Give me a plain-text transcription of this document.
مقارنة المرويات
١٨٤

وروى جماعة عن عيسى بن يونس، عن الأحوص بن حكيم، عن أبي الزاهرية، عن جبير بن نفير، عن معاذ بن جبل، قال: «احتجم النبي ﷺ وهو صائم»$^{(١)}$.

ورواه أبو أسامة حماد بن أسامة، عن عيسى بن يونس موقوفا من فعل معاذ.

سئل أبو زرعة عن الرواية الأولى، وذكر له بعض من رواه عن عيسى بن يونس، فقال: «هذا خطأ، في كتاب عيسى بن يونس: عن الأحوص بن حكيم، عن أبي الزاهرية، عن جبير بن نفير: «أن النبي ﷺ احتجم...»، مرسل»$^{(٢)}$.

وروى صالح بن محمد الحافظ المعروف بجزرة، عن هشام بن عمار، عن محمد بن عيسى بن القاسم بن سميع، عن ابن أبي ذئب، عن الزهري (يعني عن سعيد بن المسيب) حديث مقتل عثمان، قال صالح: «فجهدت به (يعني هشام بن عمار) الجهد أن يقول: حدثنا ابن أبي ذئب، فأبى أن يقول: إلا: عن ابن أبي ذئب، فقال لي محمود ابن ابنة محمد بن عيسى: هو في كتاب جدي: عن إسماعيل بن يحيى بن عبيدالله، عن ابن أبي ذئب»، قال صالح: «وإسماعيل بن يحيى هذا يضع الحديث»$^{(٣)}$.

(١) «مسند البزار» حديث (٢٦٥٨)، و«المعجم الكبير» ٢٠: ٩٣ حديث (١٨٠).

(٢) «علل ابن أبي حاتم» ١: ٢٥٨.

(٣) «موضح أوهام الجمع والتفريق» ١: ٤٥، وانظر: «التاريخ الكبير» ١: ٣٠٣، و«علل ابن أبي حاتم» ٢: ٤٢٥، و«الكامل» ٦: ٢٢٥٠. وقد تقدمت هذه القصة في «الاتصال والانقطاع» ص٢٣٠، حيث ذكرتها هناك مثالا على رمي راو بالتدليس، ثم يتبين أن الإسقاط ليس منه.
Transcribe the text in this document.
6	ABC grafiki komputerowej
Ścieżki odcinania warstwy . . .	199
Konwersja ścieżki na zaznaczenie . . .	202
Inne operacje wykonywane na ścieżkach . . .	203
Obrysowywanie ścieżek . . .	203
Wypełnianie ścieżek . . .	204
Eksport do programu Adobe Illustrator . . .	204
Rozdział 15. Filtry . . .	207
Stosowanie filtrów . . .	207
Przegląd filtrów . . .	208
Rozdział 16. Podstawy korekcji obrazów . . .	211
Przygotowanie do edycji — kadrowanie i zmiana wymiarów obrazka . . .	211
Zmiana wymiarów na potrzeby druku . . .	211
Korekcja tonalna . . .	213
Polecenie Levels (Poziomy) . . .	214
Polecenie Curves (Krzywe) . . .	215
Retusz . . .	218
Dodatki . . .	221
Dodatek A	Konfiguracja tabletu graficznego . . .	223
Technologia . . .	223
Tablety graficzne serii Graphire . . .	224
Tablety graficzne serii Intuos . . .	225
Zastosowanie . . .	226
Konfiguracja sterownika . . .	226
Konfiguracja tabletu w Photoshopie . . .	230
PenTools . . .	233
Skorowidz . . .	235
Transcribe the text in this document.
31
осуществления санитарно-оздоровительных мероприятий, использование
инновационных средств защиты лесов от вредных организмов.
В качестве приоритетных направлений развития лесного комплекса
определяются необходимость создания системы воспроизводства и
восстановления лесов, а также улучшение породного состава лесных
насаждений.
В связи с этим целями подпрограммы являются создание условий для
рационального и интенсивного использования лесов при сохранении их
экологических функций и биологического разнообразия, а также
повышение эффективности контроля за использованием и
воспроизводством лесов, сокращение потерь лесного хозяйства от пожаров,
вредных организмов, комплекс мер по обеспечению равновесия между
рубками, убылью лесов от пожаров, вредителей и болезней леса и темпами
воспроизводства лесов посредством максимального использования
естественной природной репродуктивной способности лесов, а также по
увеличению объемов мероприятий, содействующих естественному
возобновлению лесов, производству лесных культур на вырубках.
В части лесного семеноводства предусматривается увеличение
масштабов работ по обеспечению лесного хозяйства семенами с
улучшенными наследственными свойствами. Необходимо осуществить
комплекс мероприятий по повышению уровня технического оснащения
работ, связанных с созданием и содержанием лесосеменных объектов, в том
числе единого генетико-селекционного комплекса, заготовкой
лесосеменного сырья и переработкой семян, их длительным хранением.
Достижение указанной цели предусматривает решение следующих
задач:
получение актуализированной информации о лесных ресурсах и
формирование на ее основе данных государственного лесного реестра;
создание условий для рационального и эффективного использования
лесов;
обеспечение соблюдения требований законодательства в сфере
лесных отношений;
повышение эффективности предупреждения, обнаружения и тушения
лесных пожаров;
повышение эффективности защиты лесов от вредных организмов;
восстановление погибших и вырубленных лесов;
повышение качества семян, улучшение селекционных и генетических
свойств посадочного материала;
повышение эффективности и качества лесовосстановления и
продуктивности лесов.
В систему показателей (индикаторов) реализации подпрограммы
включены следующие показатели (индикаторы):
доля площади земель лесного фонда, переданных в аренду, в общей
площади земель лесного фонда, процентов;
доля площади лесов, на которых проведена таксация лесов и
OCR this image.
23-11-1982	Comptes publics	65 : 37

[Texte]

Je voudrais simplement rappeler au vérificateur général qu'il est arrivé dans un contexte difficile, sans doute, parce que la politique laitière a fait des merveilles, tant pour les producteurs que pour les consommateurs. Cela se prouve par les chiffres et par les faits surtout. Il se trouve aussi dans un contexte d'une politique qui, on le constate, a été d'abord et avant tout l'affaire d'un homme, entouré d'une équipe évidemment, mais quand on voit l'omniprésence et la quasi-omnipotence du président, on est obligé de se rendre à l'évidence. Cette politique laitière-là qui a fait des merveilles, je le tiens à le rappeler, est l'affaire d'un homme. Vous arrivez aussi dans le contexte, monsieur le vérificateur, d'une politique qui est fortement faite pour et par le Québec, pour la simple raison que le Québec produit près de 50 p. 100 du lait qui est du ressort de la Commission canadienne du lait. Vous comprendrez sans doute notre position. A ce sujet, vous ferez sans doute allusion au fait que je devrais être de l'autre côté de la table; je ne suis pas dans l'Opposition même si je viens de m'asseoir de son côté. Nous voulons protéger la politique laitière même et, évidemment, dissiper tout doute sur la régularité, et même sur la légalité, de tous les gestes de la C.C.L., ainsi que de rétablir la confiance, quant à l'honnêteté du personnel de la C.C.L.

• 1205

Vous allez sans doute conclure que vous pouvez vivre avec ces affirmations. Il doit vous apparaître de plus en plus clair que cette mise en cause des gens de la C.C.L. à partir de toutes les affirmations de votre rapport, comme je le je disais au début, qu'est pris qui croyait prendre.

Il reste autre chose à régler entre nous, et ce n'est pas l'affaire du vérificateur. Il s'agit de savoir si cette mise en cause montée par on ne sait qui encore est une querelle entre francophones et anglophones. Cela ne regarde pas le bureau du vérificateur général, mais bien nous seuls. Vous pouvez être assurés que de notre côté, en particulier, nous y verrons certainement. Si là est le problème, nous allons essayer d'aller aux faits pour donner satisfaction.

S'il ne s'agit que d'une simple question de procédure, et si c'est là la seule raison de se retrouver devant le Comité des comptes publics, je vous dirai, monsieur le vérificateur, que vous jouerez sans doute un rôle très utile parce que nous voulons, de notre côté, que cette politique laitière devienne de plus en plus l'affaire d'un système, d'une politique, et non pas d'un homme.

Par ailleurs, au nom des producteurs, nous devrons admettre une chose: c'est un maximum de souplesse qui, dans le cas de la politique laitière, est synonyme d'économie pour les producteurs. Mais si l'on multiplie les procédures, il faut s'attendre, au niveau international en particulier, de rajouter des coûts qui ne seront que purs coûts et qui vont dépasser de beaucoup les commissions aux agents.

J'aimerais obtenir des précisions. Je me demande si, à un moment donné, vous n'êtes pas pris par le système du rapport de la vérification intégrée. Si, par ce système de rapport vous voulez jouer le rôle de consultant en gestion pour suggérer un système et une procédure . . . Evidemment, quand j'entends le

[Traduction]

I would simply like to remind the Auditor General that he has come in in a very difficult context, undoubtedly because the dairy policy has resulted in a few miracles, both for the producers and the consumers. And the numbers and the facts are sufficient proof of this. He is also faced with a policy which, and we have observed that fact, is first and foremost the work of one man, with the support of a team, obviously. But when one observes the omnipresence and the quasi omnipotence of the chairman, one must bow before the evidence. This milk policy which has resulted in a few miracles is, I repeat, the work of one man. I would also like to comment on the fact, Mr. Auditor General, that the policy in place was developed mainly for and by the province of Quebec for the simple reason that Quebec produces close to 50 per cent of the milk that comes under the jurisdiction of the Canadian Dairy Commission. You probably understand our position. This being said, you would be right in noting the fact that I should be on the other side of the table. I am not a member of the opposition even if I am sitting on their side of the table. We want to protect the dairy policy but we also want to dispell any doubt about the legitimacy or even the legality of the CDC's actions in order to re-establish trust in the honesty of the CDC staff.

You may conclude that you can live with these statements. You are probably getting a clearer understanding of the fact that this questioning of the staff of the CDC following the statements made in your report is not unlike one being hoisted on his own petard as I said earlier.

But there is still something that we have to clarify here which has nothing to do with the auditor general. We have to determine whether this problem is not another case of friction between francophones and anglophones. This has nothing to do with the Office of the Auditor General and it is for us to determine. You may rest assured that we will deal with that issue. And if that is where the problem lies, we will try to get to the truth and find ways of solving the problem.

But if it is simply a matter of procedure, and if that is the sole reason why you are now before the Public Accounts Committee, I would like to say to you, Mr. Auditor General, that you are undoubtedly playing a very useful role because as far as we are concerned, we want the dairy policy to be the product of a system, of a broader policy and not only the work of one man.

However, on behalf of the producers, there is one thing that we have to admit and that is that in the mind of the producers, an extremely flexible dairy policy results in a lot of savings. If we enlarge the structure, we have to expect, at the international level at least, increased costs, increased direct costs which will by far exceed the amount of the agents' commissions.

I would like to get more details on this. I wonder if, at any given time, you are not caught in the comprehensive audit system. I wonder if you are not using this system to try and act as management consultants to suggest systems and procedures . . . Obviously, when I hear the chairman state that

_ _ _ _ _

Pull out every line in the material above where "пожаров" occurs.

воспроизводством лесов, сокращение потерь лесного хозяйства от пожаров,
рубками, убылью лесов от пожаров, вредителей и болезней леса и темпами
лесных пожаров;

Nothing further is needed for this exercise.